(Lines of data)

★ ★ ★ ★

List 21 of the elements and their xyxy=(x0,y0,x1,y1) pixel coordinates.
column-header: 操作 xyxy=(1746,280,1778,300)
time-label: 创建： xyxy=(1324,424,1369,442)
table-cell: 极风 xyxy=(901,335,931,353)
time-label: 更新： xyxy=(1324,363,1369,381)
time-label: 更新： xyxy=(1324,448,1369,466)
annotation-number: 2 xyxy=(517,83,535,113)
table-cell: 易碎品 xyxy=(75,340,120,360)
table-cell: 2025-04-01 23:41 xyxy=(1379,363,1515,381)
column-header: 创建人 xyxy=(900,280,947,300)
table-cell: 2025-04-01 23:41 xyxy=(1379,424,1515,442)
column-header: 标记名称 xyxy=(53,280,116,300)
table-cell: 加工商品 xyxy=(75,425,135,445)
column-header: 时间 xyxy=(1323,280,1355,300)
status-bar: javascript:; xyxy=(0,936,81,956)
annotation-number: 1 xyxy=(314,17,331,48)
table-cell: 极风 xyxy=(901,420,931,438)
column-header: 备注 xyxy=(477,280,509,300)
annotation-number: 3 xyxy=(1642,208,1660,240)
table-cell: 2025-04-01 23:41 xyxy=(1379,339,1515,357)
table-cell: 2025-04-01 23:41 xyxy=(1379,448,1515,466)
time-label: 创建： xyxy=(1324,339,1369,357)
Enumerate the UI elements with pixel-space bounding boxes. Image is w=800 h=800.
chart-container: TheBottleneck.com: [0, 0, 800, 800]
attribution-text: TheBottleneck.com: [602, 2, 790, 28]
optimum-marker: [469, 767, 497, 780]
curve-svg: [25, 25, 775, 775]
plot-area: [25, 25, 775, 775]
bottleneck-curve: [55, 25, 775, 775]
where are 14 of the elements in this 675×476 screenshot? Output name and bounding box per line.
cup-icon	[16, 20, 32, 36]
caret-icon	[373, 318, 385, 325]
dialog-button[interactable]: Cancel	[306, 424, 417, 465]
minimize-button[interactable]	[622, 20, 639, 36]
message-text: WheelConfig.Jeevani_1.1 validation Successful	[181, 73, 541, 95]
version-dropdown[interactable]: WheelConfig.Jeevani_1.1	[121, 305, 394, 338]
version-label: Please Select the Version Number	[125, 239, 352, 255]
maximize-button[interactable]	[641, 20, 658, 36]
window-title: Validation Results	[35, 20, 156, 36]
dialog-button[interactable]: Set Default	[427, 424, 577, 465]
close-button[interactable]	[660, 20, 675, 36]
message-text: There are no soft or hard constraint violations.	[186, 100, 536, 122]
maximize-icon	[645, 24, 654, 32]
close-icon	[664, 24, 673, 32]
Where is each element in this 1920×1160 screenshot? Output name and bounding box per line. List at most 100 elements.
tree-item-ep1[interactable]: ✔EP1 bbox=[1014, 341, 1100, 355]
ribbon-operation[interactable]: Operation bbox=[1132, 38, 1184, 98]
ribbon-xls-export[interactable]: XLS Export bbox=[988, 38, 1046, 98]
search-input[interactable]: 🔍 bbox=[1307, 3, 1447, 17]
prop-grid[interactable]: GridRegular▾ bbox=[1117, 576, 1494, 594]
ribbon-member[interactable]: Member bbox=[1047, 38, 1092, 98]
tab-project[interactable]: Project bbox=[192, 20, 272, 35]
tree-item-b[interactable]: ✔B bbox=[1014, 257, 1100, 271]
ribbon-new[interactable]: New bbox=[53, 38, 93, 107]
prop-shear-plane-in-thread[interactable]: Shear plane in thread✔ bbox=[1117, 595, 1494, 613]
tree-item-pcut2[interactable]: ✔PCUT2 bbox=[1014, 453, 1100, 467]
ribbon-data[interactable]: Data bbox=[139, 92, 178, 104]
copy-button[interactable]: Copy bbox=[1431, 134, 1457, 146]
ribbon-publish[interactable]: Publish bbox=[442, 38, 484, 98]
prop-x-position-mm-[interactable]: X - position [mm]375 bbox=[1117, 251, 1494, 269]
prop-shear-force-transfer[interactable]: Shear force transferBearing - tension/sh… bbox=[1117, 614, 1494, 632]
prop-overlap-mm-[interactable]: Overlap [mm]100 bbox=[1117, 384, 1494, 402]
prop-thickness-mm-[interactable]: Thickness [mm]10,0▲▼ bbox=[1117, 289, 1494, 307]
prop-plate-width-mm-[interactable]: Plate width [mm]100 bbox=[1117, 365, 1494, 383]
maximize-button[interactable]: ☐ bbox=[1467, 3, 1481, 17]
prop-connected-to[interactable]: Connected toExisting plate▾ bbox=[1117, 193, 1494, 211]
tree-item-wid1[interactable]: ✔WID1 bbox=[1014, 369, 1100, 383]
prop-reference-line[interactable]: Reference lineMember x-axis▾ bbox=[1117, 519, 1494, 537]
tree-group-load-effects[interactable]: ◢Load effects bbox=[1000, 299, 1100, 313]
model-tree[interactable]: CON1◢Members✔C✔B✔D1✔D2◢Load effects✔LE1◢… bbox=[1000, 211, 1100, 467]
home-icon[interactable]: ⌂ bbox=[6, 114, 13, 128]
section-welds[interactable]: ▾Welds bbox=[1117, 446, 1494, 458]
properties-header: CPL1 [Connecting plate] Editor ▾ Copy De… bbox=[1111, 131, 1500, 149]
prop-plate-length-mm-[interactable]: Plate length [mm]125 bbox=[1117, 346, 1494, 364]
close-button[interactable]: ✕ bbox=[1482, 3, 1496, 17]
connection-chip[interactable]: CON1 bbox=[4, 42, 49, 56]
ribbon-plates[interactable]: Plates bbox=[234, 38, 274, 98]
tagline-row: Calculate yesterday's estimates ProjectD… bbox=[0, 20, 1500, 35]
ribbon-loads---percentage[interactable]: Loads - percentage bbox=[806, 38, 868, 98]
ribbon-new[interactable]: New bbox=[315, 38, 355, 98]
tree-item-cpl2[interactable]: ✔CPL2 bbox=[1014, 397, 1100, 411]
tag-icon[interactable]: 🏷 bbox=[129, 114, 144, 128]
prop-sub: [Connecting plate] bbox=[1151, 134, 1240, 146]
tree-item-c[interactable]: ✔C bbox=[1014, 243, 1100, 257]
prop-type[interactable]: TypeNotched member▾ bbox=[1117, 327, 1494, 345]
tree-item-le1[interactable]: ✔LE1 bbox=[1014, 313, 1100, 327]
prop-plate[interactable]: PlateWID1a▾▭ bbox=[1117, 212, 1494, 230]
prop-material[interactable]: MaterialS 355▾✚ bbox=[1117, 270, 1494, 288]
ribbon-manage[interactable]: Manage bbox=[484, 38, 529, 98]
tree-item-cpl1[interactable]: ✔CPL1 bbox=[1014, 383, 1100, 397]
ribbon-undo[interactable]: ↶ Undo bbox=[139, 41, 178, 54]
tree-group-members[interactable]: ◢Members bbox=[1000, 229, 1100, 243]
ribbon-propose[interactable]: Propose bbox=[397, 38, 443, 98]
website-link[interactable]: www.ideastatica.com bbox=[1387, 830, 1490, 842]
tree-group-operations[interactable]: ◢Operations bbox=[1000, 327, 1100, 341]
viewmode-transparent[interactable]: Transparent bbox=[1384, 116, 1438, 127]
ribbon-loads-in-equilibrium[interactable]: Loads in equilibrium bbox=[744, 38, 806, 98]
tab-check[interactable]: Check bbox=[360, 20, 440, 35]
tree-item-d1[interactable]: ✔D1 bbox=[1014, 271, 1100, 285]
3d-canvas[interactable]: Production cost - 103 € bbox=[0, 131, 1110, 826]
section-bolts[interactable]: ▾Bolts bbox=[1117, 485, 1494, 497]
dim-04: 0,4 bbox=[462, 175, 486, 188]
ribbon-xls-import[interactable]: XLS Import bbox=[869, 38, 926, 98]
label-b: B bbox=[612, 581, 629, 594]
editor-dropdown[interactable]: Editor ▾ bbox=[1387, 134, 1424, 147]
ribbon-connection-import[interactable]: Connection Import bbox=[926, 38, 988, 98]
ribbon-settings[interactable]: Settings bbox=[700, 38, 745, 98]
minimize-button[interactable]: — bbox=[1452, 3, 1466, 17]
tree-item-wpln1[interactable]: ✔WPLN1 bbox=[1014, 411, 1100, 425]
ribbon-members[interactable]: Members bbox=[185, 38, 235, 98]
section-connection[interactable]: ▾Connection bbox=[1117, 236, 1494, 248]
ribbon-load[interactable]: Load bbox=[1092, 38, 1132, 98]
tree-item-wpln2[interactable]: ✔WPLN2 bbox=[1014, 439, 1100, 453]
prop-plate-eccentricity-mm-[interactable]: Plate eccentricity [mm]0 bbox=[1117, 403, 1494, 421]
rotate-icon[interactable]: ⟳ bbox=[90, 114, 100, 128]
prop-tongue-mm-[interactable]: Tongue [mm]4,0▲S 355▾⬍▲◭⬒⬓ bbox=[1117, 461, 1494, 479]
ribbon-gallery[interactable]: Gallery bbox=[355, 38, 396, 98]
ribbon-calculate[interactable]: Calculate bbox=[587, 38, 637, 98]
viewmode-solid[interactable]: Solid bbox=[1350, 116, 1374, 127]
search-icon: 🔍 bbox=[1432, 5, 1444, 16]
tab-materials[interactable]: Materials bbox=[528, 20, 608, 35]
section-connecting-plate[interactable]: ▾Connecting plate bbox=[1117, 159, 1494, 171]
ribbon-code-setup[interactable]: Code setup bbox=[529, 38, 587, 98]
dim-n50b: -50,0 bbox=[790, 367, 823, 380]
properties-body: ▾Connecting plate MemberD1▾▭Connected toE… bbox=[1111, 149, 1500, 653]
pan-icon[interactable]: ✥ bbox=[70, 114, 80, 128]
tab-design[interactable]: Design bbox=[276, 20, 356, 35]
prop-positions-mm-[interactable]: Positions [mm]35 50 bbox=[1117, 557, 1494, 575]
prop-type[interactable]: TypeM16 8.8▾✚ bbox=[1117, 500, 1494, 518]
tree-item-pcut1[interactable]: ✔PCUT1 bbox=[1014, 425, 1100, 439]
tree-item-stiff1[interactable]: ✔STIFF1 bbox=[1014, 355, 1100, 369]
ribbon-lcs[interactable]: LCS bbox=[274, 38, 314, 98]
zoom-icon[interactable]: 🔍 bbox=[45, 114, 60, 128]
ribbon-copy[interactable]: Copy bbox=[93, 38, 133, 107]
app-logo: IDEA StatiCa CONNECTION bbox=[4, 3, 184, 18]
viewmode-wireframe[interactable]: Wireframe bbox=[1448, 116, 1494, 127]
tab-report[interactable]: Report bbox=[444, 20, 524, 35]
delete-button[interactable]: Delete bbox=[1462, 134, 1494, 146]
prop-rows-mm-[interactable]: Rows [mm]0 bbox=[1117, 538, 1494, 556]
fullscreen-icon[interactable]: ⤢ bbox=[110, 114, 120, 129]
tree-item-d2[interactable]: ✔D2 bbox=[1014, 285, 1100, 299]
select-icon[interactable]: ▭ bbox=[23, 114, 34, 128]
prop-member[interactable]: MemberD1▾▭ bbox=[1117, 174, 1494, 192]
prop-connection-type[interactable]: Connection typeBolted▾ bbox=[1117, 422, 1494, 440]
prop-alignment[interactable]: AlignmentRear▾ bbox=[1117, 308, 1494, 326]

★ ★ ★ ★

Reproduce the Lines of data from the first line of the listing through the line containing "status-bar: javascript:; xyxy=(0,936,81,956)", both ends included, swapping every "column-header" for "header-cell" and leaving all else unchanged.

_WRITTEN ANSWER_
List 21 of the elements and their xyxy=(x0,y0,x1,y1) pixel coordinates.
header-cell: 操作 xyxy=(1746,280,1778,300)
time-label: 创建： xyxy=(1324,424,1369,442)
table-cell: 极风 xyxy=(901,335,931,353)
time-label: 更新： xyxy=(1324,363,1369,381)
time-label: 更新： xyxy=(1324,448,1369,466)
annotation-number: 2 xyxy=(517,83,535,113)
table-cell: 易碎品 xyxy=(75,340,120,360)
table-cell: 2025-04-01 23:41 xyxy=(1379,363,1515,381)
header-cell: 创建人 xyxy=(900,280,947,300)
table-cell: 2025-04-01 23:41 xyxy=(1379,424,1515,442)
header-cell: 标记名称 xyxy=(53,280,116,300)
table-cell: 加工商品 xyxy=(75,425,135,445)
header-cell: 时间 xyxy=(1323,280,1355,300)
status-bar: javascript:; xyxy=(0,936,81,956)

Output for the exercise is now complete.